PROBLEM A:
Summarize the parenting post in two sentences.

※ ※ ※

I, too, could have written that post, as I had a similar conversation with my DD on Friday. As my DD is six, am I really in for this for at least five more years? Sigh.

I like the natural consequences idea, and I do think this episode will get your DD thinking to get into gear. Your decision to not remind her again needed to be conveyed to her, not as a warning, but as a sit-down discussion with you explaining what you plan to do forever more, and why. You can still have that conversation now, and with your providing a reference to the b-day party episode as an example of the natural consequences.

One thing I am going to do this week is buy my DD an alarm clock for the morning. This ordeal for us is that she wants (even more!) power. She will be responsible for getting herself awake. I have also made a schedule of all the things she needs to do and a timetable to do them.

Now, her initial reaction to this was "I'm going to rip up that schedule!" She sees the schedule as my having the power. When I make a schedule for her to get ready for a b-day party to attend on Sunday, I will explain to her how the schedule is giving her the power. I then plan to tell her that I will have my coat on and I'll be ready to go at a certain time, and that in order to enjoy ourselves at the place we are going, she should be ready at the same time as well. We'll see how that works.

※ ※ ※

PROBLEM B:
Render the part of the listing that opens with the line containing "paragraph: Ten eerste" and closes with the line containing "emphasis: Godswoord — [394, 758, 457, 774]" as a Markdown table with the columns n and Line. Number each row and leave out blank lines.

ENTRIES SHOWN:
※ ※ ※

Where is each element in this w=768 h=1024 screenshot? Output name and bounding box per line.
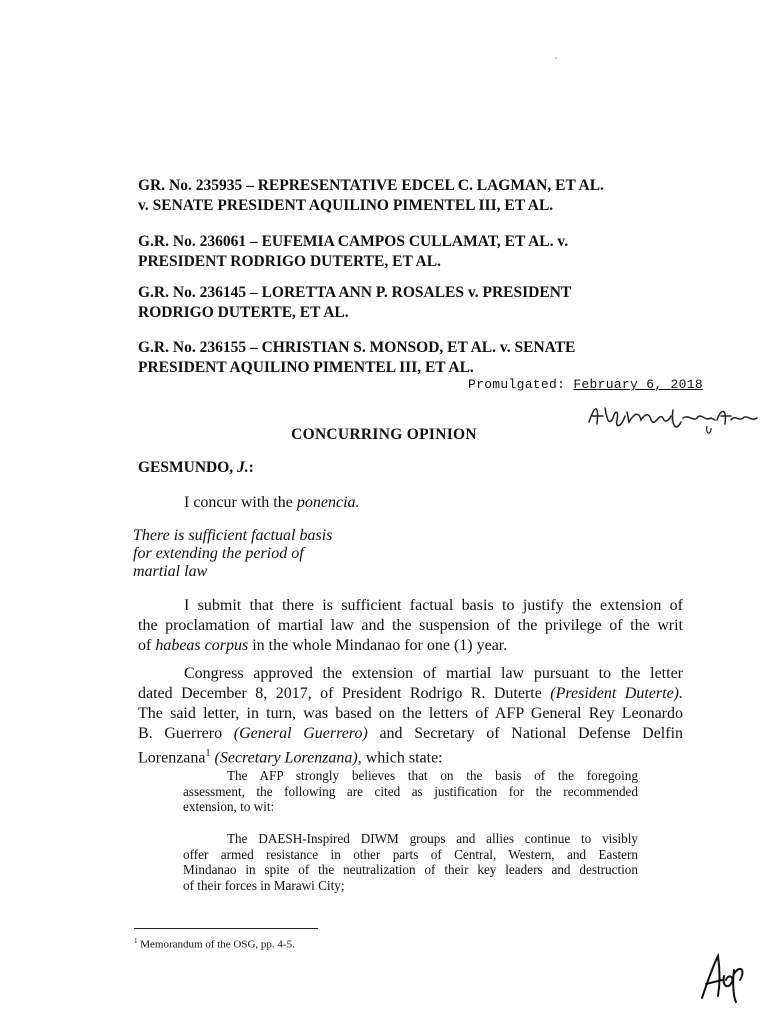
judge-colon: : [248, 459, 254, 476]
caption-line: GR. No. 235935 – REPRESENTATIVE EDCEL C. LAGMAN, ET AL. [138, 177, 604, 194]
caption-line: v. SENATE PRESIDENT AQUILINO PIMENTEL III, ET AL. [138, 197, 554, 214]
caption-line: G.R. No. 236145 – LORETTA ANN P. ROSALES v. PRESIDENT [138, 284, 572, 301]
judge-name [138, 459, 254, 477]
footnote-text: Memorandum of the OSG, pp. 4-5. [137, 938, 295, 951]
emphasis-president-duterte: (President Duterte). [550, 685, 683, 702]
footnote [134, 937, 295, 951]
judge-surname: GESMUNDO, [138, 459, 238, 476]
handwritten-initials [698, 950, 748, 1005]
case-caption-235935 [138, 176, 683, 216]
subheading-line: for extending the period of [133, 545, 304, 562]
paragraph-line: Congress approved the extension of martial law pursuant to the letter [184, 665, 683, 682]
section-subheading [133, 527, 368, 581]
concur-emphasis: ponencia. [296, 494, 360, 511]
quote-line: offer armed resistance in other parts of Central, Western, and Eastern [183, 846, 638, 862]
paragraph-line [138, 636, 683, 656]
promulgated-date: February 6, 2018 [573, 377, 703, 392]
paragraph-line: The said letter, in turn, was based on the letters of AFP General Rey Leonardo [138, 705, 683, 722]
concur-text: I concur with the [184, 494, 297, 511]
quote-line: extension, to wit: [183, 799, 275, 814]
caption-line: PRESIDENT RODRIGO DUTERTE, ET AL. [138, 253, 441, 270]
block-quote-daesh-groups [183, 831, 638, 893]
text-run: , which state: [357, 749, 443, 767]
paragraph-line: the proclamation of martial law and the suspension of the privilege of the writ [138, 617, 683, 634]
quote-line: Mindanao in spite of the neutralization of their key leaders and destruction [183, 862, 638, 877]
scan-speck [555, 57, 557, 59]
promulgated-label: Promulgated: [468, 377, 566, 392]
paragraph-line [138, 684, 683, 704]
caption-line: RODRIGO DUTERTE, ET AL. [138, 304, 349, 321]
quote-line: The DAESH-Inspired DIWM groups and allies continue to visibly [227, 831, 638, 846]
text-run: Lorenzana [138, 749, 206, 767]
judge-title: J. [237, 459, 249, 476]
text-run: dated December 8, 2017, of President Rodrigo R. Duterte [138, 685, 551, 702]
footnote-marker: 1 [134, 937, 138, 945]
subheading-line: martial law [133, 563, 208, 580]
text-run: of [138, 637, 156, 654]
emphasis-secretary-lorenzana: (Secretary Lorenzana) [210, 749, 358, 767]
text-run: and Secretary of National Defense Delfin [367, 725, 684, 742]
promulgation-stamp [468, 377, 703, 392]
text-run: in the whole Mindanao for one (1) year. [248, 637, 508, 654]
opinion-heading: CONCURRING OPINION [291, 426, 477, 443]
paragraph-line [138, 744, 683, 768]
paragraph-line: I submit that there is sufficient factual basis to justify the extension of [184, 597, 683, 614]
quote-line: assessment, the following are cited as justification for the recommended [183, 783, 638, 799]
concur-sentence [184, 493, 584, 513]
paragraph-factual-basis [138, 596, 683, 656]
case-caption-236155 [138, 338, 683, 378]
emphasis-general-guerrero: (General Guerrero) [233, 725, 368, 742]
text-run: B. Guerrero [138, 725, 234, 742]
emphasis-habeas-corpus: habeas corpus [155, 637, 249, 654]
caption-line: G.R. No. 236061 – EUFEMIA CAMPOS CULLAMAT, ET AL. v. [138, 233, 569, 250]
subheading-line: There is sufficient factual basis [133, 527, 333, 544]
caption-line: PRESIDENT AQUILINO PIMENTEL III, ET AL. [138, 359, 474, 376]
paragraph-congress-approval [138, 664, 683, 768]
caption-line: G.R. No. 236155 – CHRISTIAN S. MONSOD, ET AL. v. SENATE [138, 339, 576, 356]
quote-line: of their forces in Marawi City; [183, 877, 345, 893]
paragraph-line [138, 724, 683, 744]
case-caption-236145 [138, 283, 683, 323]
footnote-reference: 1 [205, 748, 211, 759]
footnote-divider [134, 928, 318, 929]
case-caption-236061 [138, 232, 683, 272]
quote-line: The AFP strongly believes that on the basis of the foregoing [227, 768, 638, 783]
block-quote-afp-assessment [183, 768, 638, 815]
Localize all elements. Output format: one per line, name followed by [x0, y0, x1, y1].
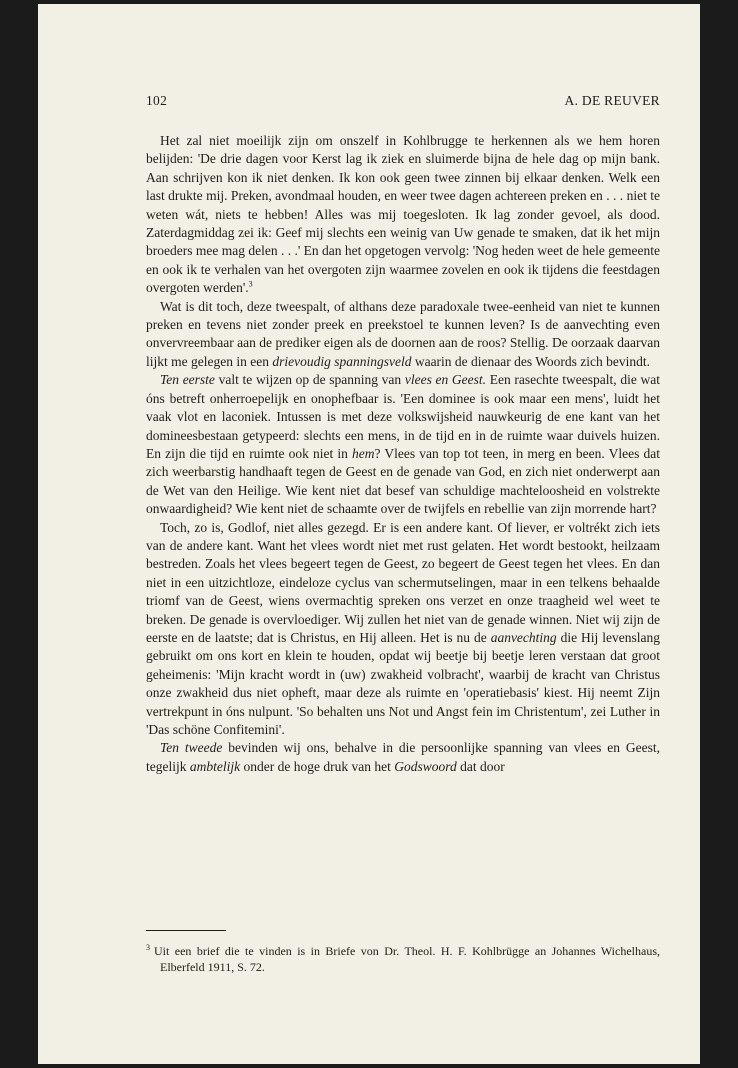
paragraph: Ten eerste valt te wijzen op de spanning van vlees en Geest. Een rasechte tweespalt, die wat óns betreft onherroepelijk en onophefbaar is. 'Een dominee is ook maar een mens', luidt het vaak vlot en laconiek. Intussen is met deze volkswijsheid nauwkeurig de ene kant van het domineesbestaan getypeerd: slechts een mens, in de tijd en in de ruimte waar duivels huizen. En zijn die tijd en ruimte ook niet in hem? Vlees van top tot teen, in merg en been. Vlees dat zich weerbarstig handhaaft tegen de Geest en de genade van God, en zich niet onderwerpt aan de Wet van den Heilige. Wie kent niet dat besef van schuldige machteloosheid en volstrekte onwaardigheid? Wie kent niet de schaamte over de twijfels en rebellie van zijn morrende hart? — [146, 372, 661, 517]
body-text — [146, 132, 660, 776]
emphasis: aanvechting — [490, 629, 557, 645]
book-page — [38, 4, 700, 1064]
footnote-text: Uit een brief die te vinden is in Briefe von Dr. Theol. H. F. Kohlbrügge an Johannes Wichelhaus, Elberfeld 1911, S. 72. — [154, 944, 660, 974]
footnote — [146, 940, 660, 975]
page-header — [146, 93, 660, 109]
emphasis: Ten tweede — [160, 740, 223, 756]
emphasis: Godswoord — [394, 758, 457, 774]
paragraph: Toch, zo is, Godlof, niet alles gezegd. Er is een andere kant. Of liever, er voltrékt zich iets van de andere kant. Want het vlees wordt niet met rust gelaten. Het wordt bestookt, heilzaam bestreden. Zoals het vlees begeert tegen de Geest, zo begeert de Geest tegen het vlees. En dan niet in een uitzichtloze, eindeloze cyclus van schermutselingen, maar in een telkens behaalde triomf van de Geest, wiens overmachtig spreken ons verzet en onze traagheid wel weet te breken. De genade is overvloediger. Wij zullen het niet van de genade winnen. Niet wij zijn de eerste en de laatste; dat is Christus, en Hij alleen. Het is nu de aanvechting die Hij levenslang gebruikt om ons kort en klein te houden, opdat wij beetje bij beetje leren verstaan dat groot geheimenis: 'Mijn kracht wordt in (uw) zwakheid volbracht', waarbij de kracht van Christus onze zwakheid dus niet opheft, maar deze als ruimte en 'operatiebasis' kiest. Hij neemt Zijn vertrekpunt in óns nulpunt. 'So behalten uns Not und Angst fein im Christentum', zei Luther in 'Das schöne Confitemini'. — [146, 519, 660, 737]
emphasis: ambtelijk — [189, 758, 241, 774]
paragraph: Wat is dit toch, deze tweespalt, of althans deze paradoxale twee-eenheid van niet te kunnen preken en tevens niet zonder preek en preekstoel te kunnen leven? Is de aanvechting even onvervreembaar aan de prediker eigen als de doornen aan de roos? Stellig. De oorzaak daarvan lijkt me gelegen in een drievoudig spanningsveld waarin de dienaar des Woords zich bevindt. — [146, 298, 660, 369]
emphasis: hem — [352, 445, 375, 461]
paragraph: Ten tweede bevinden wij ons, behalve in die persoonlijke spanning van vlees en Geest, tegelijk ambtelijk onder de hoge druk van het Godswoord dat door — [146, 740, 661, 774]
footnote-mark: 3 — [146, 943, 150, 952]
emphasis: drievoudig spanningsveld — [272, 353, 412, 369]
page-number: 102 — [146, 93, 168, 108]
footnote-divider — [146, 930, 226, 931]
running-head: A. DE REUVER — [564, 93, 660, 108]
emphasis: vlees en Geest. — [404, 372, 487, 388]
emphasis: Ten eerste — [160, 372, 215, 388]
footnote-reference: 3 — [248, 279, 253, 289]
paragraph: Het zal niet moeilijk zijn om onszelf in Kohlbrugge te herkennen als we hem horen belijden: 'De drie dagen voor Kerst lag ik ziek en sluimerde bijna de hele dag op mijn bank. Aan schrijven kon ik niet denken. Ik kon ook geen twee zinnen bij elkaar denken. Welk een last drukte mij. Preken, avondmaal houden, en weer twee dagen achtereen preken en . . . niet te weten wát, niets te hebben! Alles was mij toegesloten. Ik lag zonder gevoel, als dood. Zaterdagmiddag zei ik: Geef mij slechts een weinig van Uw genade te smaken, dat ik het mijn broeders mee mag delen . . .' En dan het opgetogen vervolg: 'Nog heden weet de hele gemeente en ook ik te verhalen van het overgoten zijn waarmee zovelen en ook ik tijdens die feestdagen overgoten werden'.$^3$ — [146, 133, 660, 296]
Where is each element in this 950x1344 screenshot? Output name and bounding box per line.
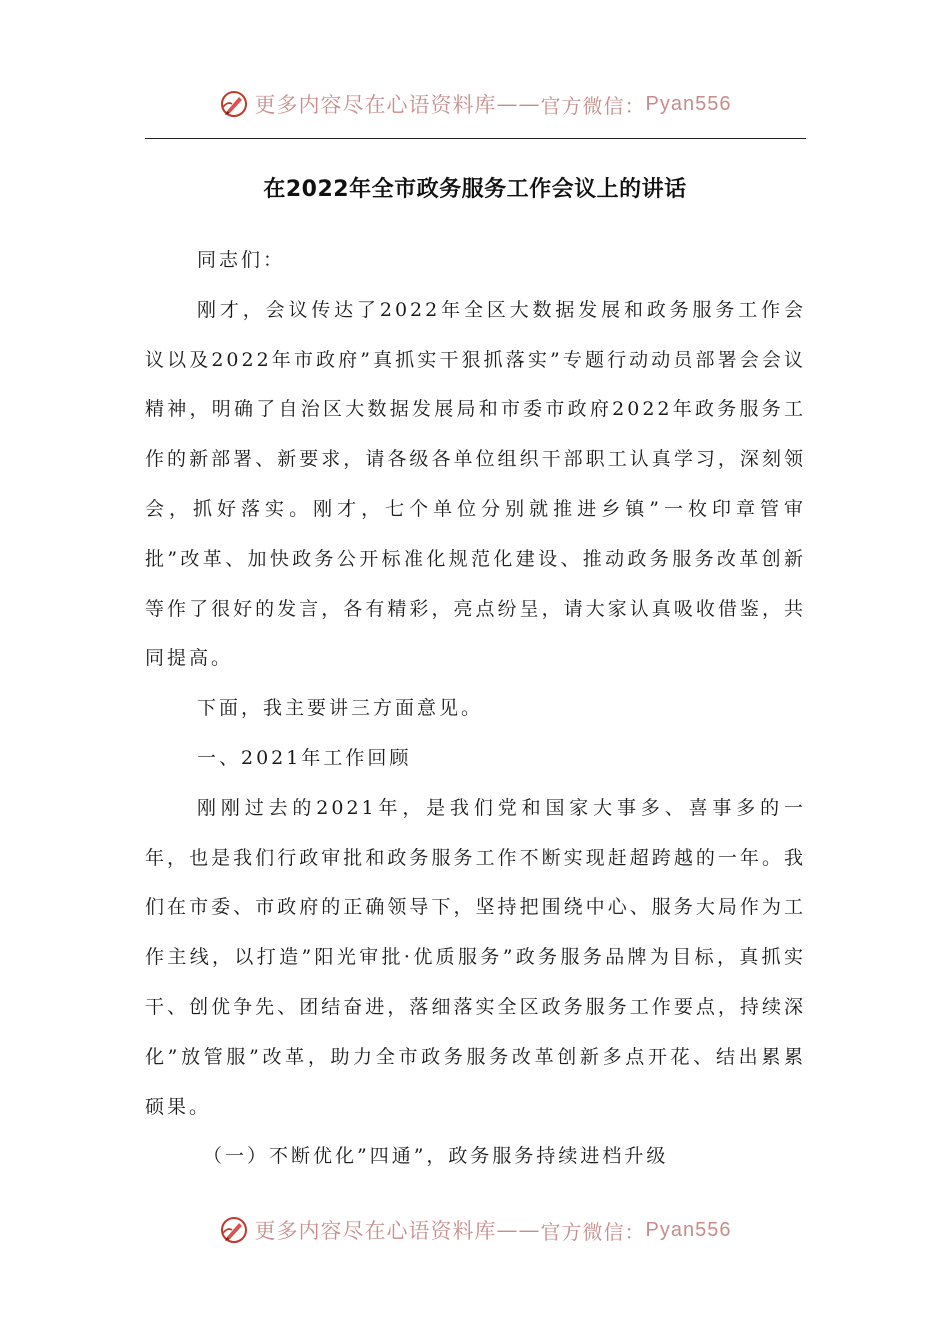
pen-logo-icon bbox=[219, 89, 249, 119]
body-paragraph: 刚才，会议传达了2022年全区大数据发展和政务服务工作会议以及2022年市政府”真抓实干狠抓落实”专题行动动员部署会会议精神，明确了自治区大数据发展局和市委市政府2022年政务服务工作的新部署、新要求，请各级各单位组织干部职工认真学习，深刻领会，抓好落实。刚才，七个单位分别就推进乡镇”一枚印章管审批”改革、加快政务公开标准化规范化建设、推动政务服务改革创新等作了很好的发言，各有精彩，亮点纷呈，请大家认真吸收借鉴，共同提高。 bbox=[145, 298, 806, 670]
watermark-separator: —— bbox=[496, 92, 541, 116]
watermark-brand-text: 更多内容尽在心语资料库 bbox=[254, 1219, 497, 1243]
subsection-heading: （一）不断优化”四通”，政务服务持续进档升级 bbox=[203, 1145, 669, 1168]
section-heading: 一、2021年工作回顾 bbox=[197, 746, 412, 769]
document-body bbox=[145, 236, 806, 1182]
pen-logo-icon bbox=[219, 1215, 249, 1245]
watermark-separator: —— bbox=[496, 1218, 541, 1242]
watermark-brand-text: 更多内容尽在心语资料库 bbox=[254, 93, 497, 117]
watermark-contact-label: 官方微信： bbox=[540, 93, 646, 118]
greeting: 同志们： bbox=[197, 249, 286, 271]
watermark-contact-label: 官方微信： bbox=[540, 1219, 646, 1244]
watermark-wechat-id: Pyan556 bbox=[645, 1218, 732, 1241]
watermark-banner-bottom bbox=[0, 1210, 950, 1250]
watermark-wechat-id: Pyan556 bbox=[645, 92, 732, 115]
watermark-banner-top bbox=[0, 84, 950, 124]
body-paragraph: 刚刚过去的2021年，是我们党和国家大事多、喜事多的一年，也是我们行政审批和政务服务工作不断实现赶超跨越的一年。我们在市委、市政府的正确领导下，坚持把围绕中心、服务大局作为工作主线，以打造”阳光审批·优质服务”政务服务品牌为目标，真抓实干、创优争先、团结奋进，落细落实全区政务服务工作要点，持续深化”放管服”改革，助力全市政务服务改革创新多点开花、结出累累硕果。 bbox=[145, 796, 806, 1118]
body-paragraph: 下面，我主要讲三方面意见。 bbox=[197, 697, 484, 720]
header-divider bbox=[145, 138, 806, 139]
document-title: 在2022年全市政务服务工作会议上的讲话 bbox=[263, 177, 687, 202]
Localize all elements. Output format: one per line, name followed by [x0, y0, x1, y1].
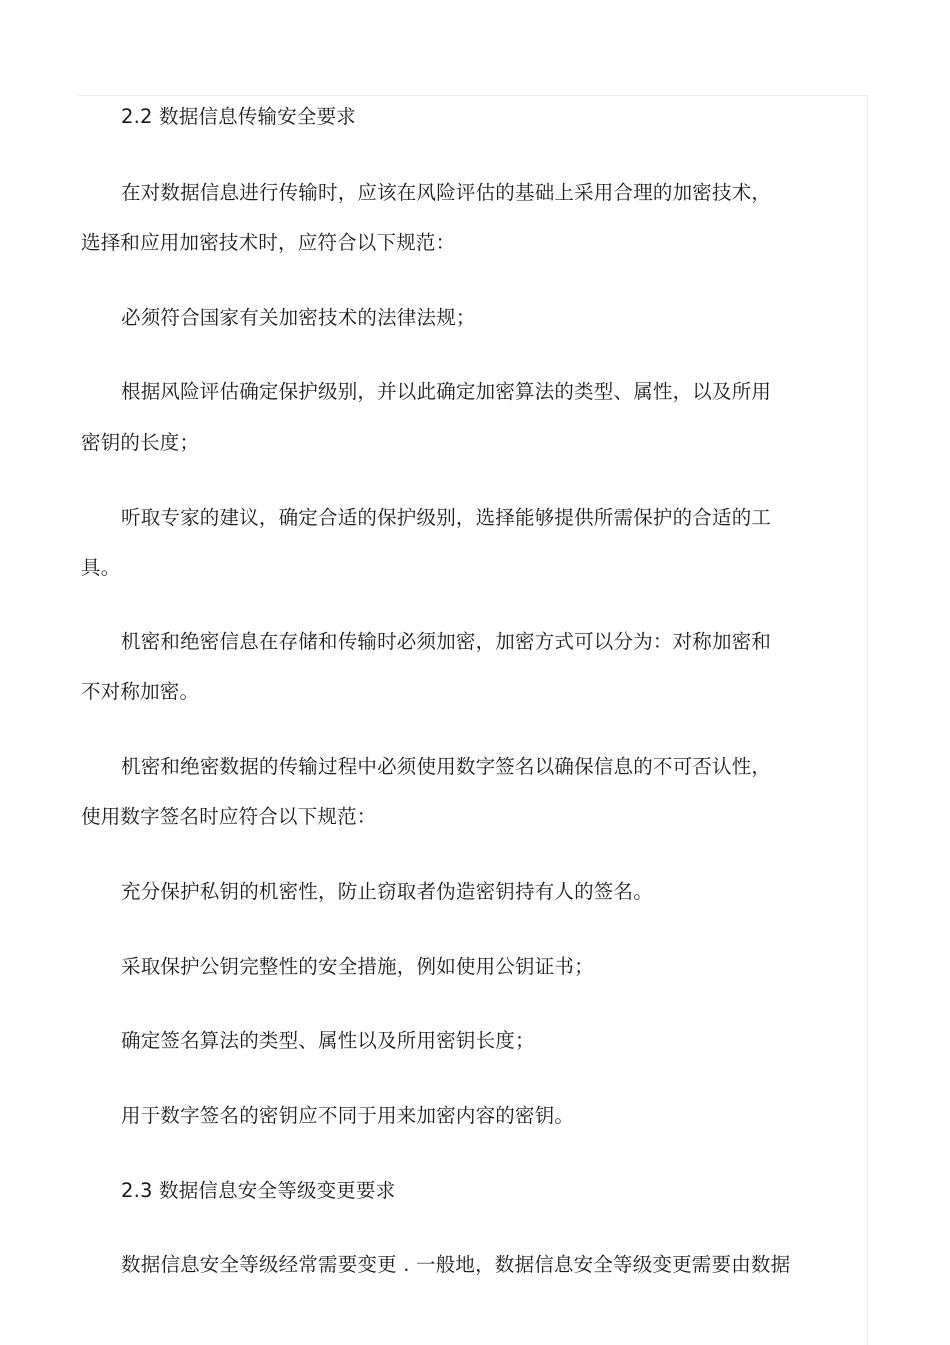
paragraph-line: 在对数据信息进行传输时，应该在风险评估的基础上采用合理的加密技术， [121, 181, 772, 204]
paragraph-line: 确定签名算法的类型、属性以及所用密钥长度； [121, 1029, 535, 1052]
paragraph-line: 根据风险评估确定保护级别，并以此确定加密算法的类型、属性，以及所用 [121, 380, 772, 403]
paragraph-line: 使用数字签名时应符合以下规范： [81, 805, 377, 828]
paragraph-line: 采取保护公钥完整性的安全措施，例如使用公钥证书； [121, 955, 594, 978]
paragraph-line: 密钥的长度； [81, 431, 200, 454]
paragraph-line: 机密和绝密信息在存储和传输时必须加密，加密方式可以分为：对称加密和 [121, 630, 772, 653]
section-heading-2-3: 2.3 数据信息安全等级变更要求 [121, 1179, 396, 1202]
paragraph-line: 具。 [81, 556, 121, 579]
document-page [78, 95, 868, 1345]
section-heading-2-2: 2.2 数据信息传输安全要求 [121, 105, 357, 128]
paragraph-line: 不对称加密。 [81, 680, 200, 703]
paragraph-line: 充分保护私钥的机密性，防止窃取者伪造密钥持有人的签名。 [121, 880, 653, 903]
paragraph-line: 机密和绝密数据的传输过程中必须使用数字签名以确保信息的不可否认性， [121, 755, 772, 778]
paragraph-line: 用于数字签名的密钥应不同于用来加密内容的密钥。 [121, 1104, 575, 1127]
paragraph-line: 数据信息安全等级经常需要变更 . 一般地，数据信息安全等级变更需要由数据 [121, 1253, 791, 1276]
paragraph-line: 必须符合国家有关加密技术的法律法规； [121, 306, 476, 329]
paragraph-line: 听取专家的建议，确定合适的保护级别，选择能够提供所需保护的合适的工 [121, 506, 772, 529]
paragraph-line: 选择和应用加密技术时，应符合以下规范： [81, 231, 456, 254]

※ ※ ※

TASK OUTPUT A:
The writer, whose daughter is six, had a similar conversation with her on Friday, likes the natural consequences idea, and suggests a sit-down discussion explaining the decision to stop giving reminders. The writer plans to buy the daughter an alarm clock and has made a schedule and timetable, which the daughter first saw as the parent having the power, so the writer will explain how the schedule gives her the power when preparing for a birthday party on Sunday.

TASK OUTPUT B:
| n | Line |
|---|---|
| 1 | paragraph: Ten eerste valt te wijzen op de spanning van vlees en Geest. Een rasechte tweespalt, die wat óns betreft onherroepelijk en onophefbaar is. 'Een dominee is ook maar een mens', luidt het vaak vlot en laconiek. Intussen is met deze volkswijsheid nauwkeurig de ene kant van het domineesbestaan getypeerd: slechts een mens, in de tijd en in de ruimte waar duivels huizen. En zijn die tijd en ruimte ook niet in hem? Vlees van top tot teen, in merg en been. Vlees dat zich weerbarstig handhaaft tegen de Geest en de genade van God, en zich niet onderwerpt aan de Wet van den Heilige. Wie kent niet dat besef van schuldige machteloosheid en volstrekte onwaardigheid? Wie kent niet de schaamte over de twijfels en rebellie van zijn morrende hart? — [146, 372, 661, 517] |
| 2 | body-text — [146, 132, 660, 776] |
| 3 | emphasis: aanvechting — [490, 629, 557, 645] |
| 4 | book-page — [38, 4, 700, 1064] |
| 5 | footnote-text: Uit een brief die te vinden is in Briefe von Dr. Theol. H. F. Kohlbrügge an Johannes Wichelhaus, Elberfeld 1911, S. 72. — [154, 944, 660, 974] |
| 6 | footnote — [146, 940, 660, 975] |
| 7 | page-header — [146, 93, 660, 109] |
| 8 | emphasis: Ten tweede — [160, 740, 223, 756] |
| 9 | emphasis: Godswoord — [394, 758, 457, 774] |